Requirements: Repeat each entry word for word. Leave any images out of the copy.

Dataset records:
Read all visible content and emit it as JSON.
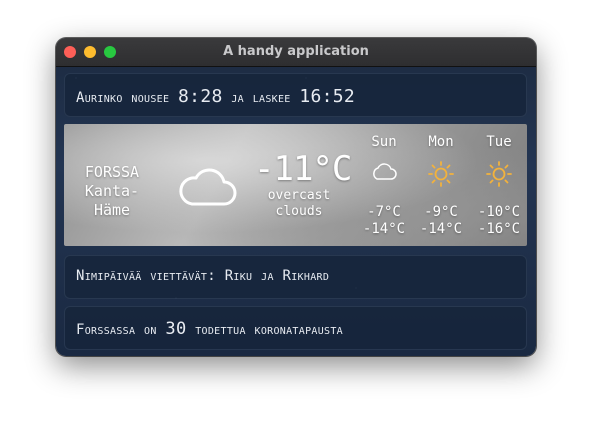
{
  "window": {
    "title": "A handy application"
  },
  "sun": {
    "text1": "Aurinko nousee ",
    "sunrise": "8:28",
    "text2": " ja laskee ",
    "sunset": "16:52"
  },
  "weather": {
    "city": "FORSSA",
    "region": "Kanta-Häme",
    "icon": "cloud-icon",
    "temperature": "-11°C",
    "condition_line1": "overcast",
    "condition_line2": "clouds",
    "forecast": [
      {
        "day": "Sun",
        "icon": "cloud-icon",
        "high": "-7°C",
        "low": "-14°C"
      },
      {
        "day": "Mon",
        "icon": "sun-icon",
        "high": "-9°C",
        "low": "-14°C"
      },
      {
        "day": "Tue",
        "icon": "sun-icon",
        "high": "-10°C",
        "low": "-16°C"
      }
    ]
  },
  "names": {
    "text1": "Nimipäivää viettävät: ",
    "name1": "Riku",
    "text2": " ja ",
    "name2": "Rikhard"
  },
  "covid": {
    "text1": "Forssassa on ",
    "count": "30",
    "text2": " todettua koronatapausta"
  },
  "colors": {
    "sun_icon": "#f3b23c",
    "panel_bg": "#16243a"
  }
}
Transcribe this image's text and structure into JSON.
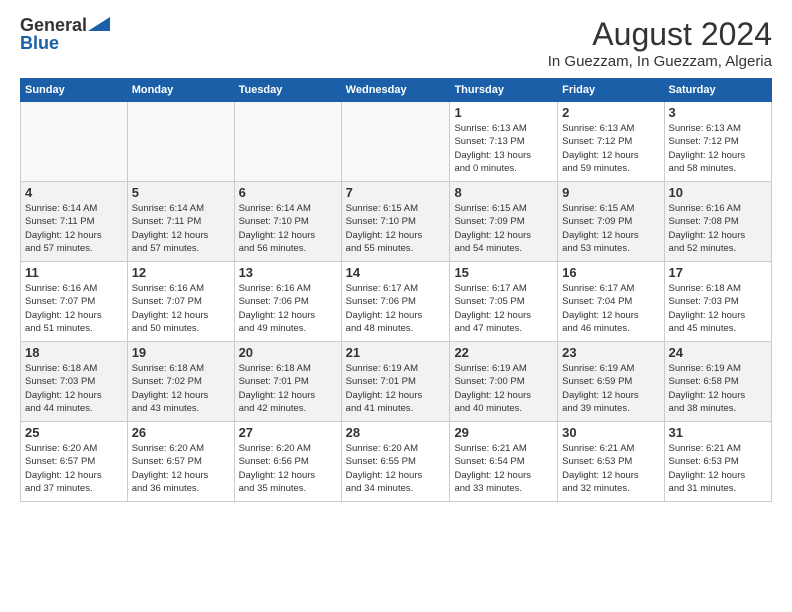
{
  "header": {
    "logo_general": "General",
    "logo_blue": "Blue",
    "title": "August 2024",
    "subtitle": "In Guezzam, In Guezzam, Algeria"
  },
  "days_of_week": [
    "Sunday",
    "Monday",
    "Tuesday",
    "Wednesday",
    "Thursday",
    "Friday",
    "Saturday"
  ],
  "weeks": [
    [
      {
        "day": "",
        "info": ""
      },
      {
        "day": "",
        "info": ""
      },
      {
        "day": "",
        "info": ""
      },
      {
        "day": "",
        "info": ""
      },
      {
        "day": "1",
        "info": "Sunrise: 6:13 AM\nSunset: 7:13 PM\nDaylight: 13 hours\nand 0 minutes."
      },
      {
        "day": "2",
        "info": "Sunrise: 6:13 AM\nSunset: 7:12 PM\nDaylight: 12 hours\nand 59 minutes."
      },
      {
        "day": "3",
        "info": "Sunrise: 6:13 AM\nSunset: 7:12 PM\nDaylight: 12 hours\nand 58 minutes."
      }
    ],
    [
      {
        "day": "4",
        "info": "Sunrise: 6:14 AM\nSunset: 7:11 PM\nDaylight: 12 hours\nand 57 minutes."
      },
      {
        "day": "5",
        "info": "Sunrise: 6:14 AM\nSunset: 7:11 PM\nDaylight: 12 hours\nand 57 minutes."
      },
      {
        "day": "6",
        "info": "Sunrise: 6:14 AM\nSunset: 7:10 PM\nDaylight: 12 hours\nand 56 minutes."
      },
      {
        "day": "7",
        "info": "Sunrise: 6:15 AM\nSunset: 7:10 PM\nDaylight: 12 hours\nand 55 minutes."
      },
      {
        "day": "8",
        "info": "Sunrise: 6:15 AM\nSunset: 7:09 PM\nDaylight: 12 hours\nand 54 minutes."
      },
      {
        "day": "9",
        "info": "Sunrise: 6:15 AM\nSunset: 7:09 PM\nDaylight: 12 hours\nand 53 minutes."
      },
      {
        "day": "10",
        "info": "Sunrise: 6:16 AM\nSunset: 7:08 PM\nDaylight: 12 hours\nand 52 minutes."
      }
    ],
    [
      {
        "day": "11",
        "info": "Sunrise: 6:16 AM\nSunset: 7:07 PM\nDaylight: 12 hours\nand 51 minutes."
      },
      {
        "day": "12",
        "info": "Sunrise: 6:16 AM\nSunset: 7:07 PM\nDaylight: 12 hours\nand 50 minutes."
      },
      {
        "day": "13",
        "info": "Sunrise: 6:16 AM\nSunset: 7:06 PM\nDaylight: 12 hours\nand 49 minutes."
      },
      {
        "day": "14",
        "info": "Sunrise: 6:17 AM\nSunset: 7:06 PM\nDaylight: 12 hours\nand 48 minutes."
      },
      {
        "day": "15",
        "info": "Sunrise: 6:17 AM\nSunset: 7:05 PM\nDaylight: 12 hours\nand 47 minutes."
      },
      {
        "day": "16",
        "info": "Sunrise: 6:17 AM\nSunset: 7:04 PM\nDaylight: 12 hours\nand 46 minutes."
      },
      {
        "day": "17",
        "info": "Sunrise: 6:18 AM\nSunset: 7:03 PM\nDaylight: 12 hours\nand 45 minutes."
      }
    ],
    [
      {
        "day": "18",
        "info": "Sunrise: 6:18 AM\nSunset: 7:03 PM\nDaylight: 12 hours\nand 44 minutes."
      },
      {
        "day": "19",
        "info": "Sunrise: 6:18 AM\nSunset: 7:02 PM\nDaylight: 12 hours\nand 43 minutes."
      },
      {
        "day": "20",
        "info": "Sunrise: 6:18 AM\nSunset: 7:01 PM\nDaylight: 12 hours\nand 42 minutes."
      },
      {
        "day": "21",
        "info": "Sunrise: 6:19 AM\nSunset: 7:01 PM\nDaylight: 12 hours\nand 41 minutes."
      },
      {
        "day": "22",
        "info": "Sunrise: 6:19 AM\nSunset: 7:00 PM\nDaylight: 12 hours\nand 40 minutes."
      },
      {
        "day": "23",
        "info": "Sunrise: 6:19 AM\nSunset: 6:59 PM\nDaylight: 12 hours\nand 39 minutes."
      },
      {
        "day": "24",
        "info": "Sunrise: 6:19 AM\nSunset: 6:58 PM\nDaylight: 12 hours\nand 38 minutes."
      }
    ],
    [
      {
        "day": "25",
        "info": "Sunrise: 6:20 AM\nSunset: 6:57 PM\nDaylight: 12 hours\nand 37 minutes."
      },
      {
        "day": "26",
        "info": "Sunrise: 6:20 AM\nSunset: 6:57 PM\nDaylight: 12 hours\nand 36 minutes."
      },
      {
        "day": "27",
        "info": "Sunrise: 6:20 AM\nSunset: 6:56 PM\nDaylight: 12 hours\nand 35 minutes."
      },
      {
        "day": "28",
        "info": "Sunrise: 6:20 AM\nSunset: 6:55 PM\nDaylight: 12 hours\nand 34 minutes."
      },
      {
        "day": "29",
        "info": "Sunrise: 6:21 AM\nSunset: 6:54 PM\nDaylight: 12 hours\nand 33 minutes."
      },
      {
        "day": "30",
        "info": "Sunrise: 6:21 AM\nSunset: 6:53 PM\nDaylight: 12 hours\nand 32 minutes."
      },
      {
        "day": "31",
        "info": "Sunrise: 6:21 AM\nSunset: 6:53 PM\nDaylight: 12 hours\nand 31 minutes."
      }
    ]
  ]
}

The output:
Read all visible content and emit it as JSON.
{
  "window": {
    "title": "A handy application"
  },
  "sun": {
    "text1": "Aurinko nousee ",
    "sunrise": "8:28",
    "text2": " ja laskee ",
    "sunset": "16:52"
  },
  "weather": {
    "city": "FORSSA",
    "region": "Kanta-Häme",
    "icon": "cloud-icon",
    "temperature": "-11°C",
    "condition_line1": "overcast",
    "condition_line2": "clouds",
    "forecast": [
      {
        "day": "Sun",
        "icon": "cloud-icon",
        "high": "-7°C",
        "low": "-14°C"
      },
      {
        "day": "Mon",
        "icon": "sun-icon",
        "high": "-9°C",
        "low": "-14°C"
      },
      {
        "day": "Tue",
        "icon": "sun-icon",
        "high": "-10°C",
        "low": "-16°C"
      }
    ]
  },
  "names": {
    "text1": "Nimipäivää viettävät: ",
    "name1": "Riku",
    "text2": " ja ",
    "name2": "Rikhard"
  },
  "covid": {
    "text1": "Forssassa on ",
    "count": "30",
    "text2": " todettua koronatapausta"
  },
  "colors": {
    "sun_icon": "#f3b23c",
    "panel_bg": "#16243a"
  }
}
Transcribe this image's text and structure into JSON.
{
  "header": {
    "logo_general": "General",
    "logo_blue": "Blue",
    "title": "August 2024",
    "subtitle": "In Guezzam, In Guezzam, Algeria"
  },
  "days_of_week": [
    "Sunday",
    "Monday",
    "Tuesday",
    "Wednesday",
    "Thursday",
    "Friday",
    "Saturday"
  ],
  "weeks": [
    [
      {
        "day": "",
        "info": ""
      },
      {
        "day": "",
        "info": ""
      },
      {
        "day": "",
        "info": ""
      },
      {
        "day": "",
        "info": ""
      },
      {
        "day": "1",
        "info": "Sunrise: 6:13 AM\nSunset: 7:13 PM\nDaylight: 13 hours\nand 0 minutes."
      },
      {
        "day": "2",
        "info": "Sunrise: 6:13 AM\nSunset: 7:12 PM\nDaylight: 12 hours\nand 59 minutes."
      },
      {
        "day": "3",
        "info": "Sunrise: 6:13 AM\nSunset: 7:12 PM\nDaylight: 12 hours\nand 58 minutes."
      }
    ],
    [
      {
        "day": "4",
        "info": "Sunrise: 6:14 AM\nSunset: 7:11 PM\nDaylight: 12 hours\nand 57 minutes."
      },
      {
        "day": "5",
        "info": "Sunrise: 6:14 AM\nSunset: 7:11 PM\nDaylight: 12 hours\nand 57 minutes."
      },
      {
        "day": "6",
        "info": "Sunrise: 6:14 AM\nSunset: 7:10 PM\nDaylight: 12 hours\nand 56 minutes."
      },
      {
        "day": "7",
        "info": "Sunrise: 6:15 AM\nSunset: 7:10 PM\nDaylight: 12 hours\nand 55 minutes."
      },
      {
        "day": "8",
        "info": "Sunrise: 6:15 AM\nSunset: 7:09 PM\nDaylight: 12 hours\nand 54 minutes."
      },
      {
        "day": "9",
        "info": "Sunrise: 6:15 AM\nSunset: 7:09 PM\nDaylight: 12 hours\nand 53 minutes."
      },
      {
        "day": "10",
        "info": "Sunrise: 6:16 AM\nSunset: 7:08 PM\nDaylight: 12 hours\nand 52 minutes."
      }
    ],
    [
      {
        "day": "11",
        "info": "Sunrise: 6:16 AM\nSunset: 7:07 PM\nDaylight: 12 hours\nand 51 minutes."
      },
      {
        "day": "12",
        "info": "Sunrise: 6:16 AM\nSunset: 7:07 PM\nDaylight: 12 hours\nand 50 minutes."
      },
      {
        "day": "13",
        "info": "Sunrise: 6:16 AM\nSunset: 7:06 PM\nDaylight: 12 hours\nand 49 minutes."
      },
      {
        "day": "14",
        "info": "Sunrise: 6:17 AM\nSunset: 7:06 PM\nDaylight: 12 hours\nand 48 minutes."
      },
      {
        "day": "15",
        "info": "Sunrise: 6:17 AM\nSunset: 7:05 PM\nDaylight: 12 hours\nand 47 minutes."
      },
      {
        "day": "16",
        "info": "Sunrise: 6:17 AM\nSunset: 7:04 PM\nDaylight: 12 hours\nand 46 minutes."
      },
      {
        "day": "17",
        "info": "Sunrise: 6:18 AM\nSunset: 7:03 PM\nDaylight: 12 hours\nand 45 minutes."
      }
    ],
    [
      {
        "day": "18",
        "info": "Sunrise: 6:18 AM\nSunset: 7:03 PM\nDaylight: 12 hours\nand 44 minutes."
      },
      {
        "day": "19",
        "info": "Sunrise: 6:18 AM\nSunset: 7:02 PM\nDaylight: 12 hours\nand 43 minutes."
      },
      {
        "day": "20",
        "info": "Sunrise: 6:18 AM\nSunset: 7:01 PM\nDaylight: 12 hours\nand 42 minutes."
      },
      {
        "day": "21",
        "info": "Sunrise: 6:19 AM\nSunset: 7:01 PM\nDaylight: 12 hours\nand 41 minutes."
      },
      {
        "day": "22",
        "info": "Sunrise: 6:19 AM\nSunset: 7:00 PM\nDaylight: 12 hours\nand 40 minutes."
      },
      {
        "day": "23",
        "info": "Sunrise: 6:19 AM\nSunset: 6:59 PM\nDaylight: 12 hours\nand 39 minutes."
      },
      {
        "day": "24",
        "info": "Sunrise: 6:19 AM\nSunset: 6:58 PM\nDaylight: 12 hours\nand 38 minutes."
      }
    ],
    [
      {
        "day": "25",
        "info": "Sunrise: 6:20 AM\nSunset: 6:57 PM\nDaylight: 12 hours\nand 37 minutes."
      },
      {
        "day": "26",
        "info": "Sunrise: 6:20 AM\nSunset: 6:57 PM\nDaylight: 12 hours\nand 36 minutes."
      },
      {
        "day": "27",
        "info": "Sunrise: 6:20 AM\nSunset: 6:56 PM\nDaylight: 12 hours\nand 35 minutes."
      },
      {
        "day": "28",
        "info": "Sunrise: 6:20 AM\nSunset: 6:55 PM\nDaylight: 12 hours\nand 34 minutes."
      },
      {
        "day": "29",
        "info": "Sunrise: 6:21 AM\nSunset: 6:54 PM\nDaylight: 12 hours\nand 33 minutes."
      },
      {
        "day": "30",
        "info": "Sunrise: 6:21 AM\nSunset: 6:53 PM\nDaylight: 12 hours\nand 32 minutes."
      },
      {
        "day": "31",
        "info": "Sunrise: 6:21 AM\nSunset: 6:53 PM\nDaylight: 12 hours\nand 31 minutes."
      }
    ]
  ]
}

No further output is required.